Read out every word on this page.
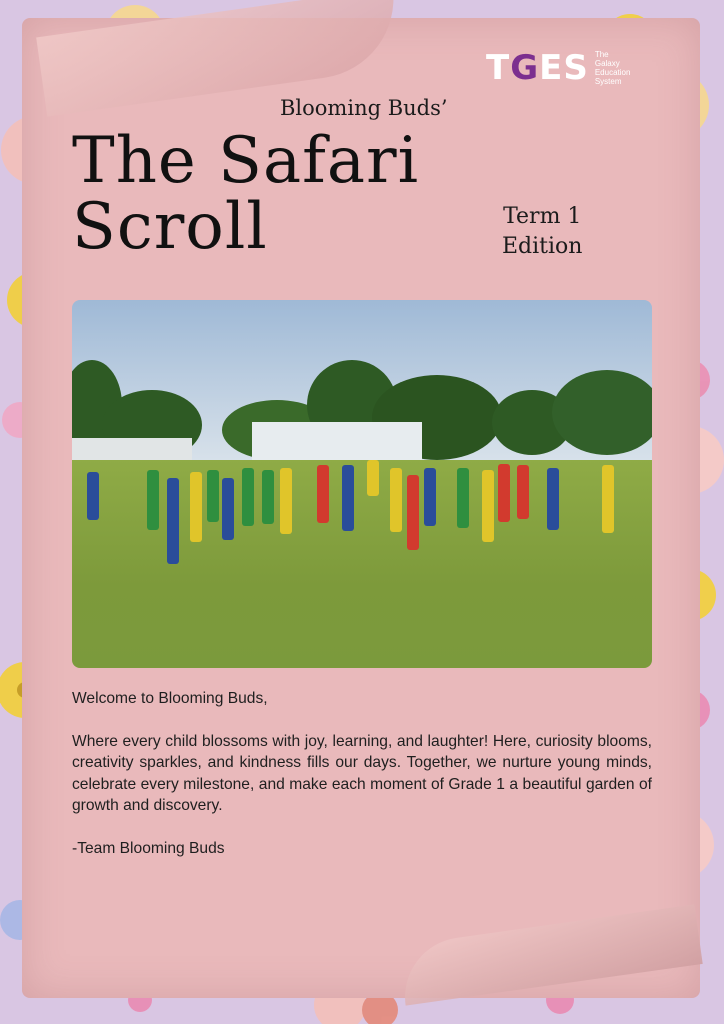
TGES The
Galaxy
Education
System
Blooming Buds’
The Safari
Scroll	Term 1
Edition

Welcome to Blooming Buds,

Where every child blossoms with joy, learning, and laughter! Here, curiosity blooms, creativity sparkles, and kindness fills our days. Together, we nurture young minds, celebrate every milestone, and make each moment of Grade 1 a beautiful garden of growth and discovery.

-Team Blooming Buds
════════════════
* **WORK TO BE COMPLETED**:
Make an exact copy of every record, pictures excluded.

* **ANSWER TO THE PROBLEM**:
Read out every word on this page.
TGES The
Galaxy
Education
System
Blooming Buds’
The Safari
Scroll	Term 1
Edition

Welcome to Blooming Buds,

Where every child blossoms with joy, learning, and laughter! Here, curiosity blooms, creativity sparkles, and kindness fills our days. Together, we nurture young minds, celebrate every milestone, and make each moment of Grade 1 a beautiful garden of growth and discovery.

-Team Blooming Buds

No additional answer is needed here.